--- Work to do ---
Your answer should be one number: how many lines of the records hold the string "Objective".
** Start Material provided **
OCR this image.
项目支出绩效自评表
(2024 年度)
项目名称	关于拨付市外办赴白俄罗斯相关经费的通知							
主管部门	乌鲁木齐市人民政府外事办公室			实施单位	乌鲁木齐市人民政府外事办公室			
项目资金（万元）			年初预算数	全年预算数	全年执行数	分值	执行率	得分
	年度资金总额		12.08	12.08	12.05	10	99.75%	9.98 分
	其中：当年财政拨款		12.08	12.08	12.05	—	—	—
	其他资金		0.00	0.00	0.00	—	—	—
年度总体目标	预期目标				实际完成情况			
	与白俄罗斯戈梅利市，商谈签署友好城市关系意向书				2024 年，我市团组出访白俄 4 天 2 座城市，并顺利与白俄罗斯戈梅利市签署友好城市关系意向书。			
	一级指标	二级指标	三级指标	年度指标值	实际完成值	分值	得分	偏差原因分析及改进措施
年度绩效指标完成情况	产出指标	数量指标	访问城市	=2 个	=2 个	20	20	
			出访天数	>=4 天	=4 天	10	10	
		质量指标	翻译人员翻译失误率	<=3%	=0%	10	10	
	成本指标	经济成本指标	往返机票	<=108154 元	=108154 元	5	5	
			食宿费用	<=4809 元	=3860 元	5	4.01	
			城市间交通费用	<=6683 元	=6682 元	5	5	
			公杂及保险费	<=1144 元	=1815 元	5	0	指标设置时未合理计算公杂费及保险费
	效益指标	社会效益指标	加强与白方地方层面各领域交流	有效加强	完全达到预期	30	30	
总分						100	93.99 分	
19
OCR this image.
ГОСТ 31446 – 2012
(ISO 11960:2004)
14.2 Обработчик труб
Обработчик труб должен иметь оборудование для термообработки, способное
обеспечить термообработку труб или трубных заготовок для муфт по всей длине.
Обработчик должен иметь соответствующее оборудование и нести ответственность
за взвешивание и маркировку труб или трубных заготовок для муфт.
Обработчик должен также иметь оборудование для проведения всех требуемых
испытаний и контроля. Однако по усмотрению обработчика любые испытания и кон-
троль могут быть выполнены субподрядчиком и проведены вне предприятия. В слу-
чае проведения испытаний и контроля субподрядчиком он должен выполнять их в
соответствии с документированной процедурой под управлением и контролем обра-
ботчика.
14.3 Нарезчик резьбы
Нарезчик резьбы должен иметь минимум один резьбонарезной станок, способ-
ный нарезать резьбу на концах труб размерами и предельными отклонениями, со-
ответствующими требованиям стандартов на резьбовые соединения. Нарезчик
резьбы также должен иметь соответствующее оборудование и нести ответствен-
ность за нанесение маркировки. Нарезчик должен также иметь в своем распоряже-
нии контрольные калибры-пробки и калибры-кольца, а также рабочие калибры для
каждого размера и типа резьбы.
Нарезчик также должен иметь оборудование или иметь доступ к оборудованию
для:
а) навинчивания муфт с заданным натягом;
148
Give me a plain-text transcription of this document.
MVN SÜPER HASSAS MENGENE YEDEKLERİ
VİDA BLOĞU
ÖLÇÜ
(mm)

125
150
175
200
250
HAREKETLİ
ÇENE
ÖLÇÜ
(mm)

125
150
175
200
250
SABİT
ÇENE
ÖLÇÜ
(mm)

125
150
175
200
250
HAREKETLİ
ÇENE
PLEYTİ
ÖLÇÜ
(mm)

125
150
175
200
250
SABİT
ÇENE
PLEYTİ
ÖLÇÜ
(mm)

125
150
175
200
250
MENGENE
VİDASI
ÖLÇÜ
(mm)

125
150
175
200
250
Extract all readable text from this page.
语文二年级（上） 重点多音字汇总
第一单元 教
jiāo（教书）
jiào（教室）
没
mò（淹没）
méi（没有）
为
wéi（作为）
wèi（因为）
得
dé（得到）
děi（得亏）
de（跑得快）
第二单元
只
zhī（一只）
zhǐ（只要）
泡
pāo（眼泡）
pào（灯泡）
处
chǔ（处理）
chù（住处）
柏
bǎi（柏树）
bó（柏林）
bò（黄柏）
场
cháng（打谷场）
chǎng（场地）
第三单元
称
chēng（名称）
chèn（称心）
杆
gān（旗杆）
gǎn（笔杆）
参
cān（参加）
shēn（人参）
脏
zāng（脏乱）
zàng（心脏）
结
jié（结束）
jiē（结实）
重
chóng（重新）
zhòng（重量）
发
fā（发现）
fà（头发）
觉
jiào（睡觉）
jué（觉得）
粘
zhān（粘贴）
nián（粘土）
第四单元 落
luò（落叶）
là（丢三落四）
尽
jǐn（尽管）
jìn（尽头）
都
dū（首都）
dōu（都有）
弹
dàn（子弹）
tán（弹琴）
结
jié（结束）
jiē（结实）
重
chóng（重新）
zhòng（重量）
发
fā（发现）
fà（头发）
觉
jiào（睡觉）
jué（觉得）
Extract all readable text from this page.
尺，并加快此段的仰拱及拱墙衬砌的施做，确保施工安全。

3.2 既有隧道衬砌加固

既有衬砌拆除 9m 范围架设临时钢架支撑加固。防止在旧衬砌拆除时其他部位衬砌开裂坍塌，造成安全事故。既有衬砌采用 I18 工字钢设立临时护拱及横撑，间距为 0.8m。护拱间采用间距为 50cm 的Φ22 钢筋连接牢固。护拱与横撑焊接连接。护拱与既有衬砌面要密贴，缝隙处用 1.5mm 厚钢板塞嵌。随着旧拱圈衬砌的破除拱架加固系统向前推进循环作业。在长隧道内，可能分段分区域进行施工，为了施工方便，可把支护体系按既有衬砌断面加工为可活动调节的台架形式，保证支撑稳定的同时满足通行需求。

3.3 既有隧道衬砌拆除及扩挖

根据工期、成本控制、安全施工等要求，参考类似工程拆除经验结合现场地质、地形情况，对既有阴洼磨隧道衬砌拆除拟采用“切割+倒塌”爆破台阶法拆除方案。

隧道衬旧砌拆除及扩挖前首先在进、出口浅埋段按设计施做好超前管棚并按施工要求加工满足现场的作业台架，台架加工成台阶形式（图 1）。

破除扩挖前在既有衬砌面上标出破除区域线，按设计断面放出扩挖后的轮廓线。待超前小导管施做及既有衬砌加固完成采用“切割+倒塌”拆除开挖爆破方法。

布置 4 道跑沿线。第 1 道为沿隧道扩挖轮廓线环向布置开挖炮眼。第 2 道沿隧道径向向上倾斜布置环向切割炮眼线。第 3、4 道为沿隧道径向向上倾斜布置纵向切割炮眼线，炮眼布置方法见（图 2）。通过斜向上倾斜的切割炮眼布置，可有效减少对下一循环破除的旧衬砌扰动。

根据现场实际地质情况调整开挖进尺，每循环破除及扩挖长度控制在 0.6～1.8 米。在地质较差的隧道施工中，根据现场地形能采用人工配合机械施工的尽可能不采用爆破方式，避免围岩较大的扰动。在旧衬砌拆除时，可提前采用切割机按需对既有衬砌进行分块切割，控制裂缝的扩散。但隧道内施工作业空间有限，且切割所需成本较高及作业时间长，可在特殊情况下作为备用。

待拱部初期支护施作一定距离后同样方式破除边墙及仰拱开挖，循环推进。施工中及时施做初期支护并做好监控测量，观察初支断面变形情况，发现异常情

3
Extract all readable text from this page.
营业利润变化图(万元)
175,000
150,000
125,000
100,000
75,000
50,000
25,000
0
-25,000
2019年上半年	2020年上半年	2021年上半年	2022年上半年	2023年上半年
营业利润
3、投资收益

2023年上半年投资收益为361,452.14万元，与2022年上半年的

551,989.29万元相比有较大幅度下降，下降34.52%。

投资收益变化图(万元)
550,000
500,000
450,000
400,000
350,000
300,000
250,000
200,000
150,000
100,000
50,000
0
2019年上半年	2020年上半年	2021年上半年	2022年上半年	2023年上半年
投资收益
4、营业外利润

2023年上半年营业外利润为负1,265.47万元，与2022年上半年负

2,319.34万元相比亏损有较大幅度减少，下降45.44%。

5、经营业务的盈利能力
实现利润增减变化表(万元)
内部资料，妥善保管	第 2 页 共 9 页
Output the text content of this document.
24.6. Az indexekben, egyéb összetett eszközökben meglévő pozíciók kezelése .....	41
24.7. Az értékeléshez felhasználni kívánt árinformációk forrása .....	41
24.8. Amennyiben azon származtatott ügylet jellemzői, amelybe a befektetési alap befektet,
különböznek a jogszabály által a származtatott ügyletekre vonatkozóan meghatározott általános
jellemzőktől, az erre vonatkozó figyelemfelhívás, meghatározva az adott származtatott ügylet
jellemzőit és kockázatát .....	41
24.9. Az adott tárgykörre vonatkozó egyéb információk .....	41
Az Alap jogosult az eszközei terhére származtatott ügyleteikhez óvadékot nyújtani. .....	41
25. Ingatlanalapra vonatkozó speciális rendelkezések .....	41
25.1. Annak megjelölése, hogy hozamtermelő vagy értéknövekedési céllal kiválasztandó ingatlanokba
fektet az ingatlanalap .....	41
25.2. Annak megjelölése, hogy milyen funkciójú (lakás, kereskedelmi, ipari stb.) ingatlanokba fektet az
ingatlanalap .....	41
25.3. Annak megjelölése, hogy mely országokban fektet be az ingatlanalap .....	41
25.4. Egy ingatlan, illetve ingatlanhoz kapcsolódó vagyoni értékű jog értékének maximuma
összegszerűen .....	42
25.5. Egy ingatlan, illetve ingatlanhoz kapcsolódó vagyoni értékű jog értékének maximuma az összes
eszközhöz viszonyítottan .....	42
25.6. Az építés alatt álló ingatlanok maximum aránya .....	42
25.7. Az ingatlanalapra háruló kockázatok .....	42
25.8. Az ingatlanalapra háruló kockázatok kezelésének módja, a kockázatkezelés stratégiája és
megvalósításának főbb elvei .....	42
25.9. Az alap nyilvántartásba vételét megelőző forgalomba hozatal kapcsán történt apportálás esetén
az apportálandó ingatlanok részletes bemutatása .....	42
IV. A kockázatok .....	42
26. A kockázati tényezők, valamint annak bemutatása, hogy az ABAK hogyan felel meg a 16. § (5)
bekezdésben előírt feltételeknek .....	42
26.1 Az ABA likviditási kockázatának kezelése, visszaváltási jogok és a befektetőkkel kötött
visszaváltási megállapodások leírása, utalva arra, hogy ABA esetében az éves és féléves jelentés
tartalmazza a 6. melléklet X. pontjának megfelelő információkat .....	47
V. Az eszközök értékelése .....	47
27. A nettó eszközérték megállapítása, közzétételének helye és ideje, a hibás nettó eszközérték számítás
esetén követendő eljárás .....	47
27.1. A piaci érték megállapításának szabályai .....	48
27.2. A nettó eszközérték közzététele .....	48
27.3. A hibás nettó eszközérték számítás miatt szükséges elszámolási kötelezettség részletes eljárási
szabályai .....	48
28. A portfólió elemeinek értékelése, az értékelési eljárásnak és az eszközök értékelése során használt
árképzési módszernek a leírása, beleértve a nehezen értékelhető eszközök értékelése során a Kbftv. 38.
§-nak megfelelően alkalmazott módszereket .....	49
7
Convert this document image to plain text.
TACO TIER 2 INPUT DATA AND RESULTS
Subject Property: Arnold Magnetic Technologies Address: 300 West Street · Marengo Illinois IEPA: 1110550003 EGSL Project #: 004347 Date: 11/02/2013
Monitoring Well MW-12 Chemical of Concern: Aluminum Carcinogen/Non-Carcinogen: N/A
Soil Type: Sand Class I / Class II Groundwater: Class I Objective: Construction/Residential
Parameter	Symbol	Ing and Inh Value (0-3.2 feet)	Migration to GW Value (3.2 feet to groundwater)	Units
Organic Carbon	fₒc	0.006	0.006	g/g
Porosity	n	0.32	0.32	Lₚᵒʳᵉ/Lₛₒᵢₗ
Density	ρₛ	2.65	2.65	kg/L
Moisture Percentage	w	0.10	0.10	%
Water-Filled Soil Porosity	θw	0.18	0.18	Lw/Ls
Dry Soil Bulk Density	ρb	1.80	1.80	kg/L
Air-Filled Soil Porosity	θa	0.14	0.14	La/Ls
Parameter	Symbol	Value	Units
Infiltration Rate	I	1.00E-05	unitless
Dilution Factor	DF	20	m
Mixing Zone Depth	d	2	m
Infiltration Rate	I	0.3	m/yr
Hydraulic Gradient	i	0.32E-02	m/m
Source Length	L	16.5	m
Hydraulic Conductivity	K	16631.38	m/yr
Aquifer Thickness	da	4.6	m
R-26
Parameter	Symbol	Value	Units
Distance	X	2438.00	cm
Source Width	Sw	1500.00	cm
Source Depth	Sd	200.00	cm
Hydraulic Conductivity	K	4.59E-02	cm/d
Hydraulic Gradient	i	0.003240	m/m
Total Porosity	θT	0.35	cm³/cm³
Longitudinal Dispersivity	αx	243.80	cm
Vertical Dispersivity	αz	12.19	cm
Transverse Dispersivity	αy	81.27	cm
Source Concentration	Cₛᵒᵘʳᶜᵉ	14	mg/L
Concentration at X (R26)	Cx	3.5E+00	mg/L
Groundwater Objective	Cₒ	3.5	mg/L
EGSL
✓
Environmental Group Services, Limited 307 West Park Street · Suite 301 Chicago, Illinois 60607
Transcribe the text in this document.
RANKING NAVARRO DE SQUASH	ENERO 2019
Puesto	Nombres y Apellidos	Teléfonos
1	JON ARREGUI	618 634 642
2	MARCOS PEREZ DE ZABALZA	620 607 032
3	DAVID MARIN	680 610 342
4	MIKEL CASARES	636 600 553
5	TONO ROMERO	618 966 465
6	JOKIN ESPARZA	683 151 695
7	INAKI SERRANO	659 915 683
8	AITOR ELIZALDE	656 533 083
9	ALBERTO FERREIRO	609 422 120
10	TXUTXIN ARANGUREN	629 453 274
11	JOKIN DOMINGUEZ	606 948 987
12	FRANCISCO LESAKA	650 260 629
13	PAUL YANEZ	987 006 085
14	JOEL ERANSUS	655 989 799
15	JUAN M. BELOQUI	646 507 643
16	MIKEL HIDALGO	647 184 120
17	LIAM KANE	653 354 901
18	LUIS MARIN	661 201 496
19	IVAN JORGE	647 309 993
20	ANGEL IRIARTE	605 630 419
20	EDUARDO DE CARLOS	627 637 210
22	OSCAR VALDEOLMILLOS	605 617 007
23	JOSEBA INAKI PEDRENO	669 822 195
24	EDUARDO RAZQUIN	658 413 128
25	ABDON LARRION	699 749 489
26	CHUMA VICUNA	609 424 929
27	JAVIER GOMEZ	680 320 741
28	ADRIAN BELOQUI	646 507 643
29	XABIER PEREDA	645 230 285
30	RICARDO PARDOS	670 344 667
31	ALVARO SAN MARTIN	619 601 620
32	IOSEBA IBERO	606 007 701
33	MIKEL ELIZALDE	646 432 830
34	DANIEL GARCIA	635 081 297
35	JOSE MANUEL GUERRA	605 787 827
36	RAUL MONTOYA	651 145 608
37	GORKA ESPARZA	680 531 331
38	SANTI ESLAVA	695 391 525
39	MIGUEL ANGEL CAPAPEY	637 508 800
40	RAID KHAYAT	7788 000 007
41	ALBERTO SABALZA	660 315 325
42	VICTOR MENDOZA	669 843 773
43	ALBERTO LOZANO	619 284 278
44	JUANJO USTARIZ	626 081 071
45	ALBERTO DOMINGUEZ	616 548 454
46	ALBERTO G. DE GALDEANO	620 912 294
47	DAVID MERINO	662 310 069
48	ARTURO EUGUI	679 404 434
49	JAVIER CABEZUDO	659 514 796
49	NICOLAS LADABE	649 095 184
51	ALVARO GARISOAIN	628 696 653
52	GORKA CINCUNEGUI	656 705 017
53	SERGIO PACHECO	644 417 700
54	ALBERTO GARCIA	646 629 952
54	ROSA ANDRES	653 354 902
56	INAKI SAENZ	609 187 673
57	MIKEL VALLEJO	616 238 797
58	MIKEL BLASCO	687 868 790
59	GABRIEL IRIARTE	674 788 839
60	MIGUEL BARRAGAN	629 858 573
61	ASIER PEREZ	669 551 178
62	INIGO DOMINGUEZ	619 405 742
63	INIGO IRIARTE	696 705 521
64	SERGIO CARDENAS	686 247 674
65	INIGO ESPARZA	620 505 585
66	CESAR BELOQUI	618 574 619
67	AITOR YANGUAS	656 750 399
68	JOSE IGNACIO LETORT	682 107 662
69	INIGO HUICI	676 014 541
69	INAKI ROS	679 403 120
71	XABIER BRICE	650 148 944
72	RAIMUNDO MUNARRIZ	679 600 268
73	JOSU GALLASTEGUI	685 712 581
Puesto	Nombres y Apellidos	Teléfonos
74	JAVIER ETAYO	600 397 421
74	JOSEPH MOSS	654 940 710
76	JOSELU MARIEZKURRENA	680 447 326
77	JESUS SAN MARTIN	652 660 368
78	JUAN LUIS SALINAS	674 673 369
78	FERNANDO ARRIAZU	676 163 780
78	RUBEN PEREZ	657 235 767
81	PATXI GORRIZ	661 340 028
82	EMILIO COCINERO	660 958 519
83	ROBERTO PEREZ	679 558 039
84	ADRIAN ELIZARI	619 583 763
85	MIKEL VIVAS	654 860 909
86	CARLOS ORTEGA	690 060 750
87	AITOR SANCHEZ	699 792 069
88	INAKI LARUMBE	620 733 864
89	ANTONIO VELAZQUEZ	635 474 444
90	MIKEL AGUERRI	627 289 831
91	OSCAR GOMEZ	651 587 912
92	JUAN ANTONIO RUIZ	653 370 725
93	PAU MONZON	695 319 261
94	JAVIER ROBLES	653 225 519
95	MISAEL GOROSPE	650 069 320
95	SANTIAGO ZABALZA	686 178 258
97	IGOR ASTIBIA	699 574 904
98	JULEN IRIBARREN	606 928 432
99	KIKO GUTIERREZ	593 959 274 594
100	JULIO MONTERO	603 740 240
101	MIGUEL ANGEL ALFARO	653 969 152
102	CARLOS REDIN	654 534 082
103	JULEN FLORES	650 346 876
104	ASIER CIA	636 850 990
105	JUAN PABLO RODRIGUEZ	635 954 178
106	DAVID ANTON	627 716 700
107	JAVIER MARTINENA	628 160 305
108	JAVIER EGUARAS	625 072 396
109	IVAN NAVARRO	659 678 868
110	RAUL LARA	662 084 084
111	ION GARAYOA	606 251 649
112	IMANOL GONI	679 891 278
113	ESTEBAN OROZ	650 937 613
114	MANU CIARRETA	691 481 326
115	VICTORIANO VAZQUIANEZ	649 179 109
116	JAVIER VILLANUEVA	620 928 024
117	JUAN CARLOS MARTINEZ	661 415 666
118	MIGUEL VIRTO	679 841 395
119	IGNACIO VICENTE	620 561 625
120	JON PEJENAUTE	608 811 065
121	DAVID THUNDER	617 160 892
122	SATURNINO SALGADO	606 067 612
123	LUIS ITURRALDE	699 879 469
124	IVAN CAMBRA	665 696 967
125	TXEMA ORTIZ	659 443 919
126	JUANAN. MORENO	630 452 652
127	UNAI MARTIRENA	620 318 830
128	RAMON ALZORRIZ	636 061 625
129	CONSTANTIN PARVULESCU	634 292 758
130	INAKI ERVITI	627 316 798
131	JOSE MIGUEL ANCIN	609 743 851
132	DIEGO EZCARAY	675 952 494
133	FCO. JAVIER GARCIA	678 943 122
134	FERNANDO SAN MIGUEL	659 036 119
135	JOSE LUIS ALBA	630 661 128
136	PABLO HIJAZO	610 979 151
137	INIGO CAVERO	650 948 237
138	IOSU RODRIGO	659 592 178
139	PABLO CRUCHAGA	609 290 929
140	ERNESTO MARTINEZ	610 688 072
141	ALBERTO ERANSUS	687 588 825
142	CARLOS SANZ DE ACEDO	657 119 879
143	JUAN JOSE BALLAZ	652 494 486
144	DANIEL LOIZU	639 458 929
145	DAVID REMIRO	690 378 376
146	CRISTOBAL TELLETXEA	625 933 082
** End Material provided **
--- Response to this exercise ---
2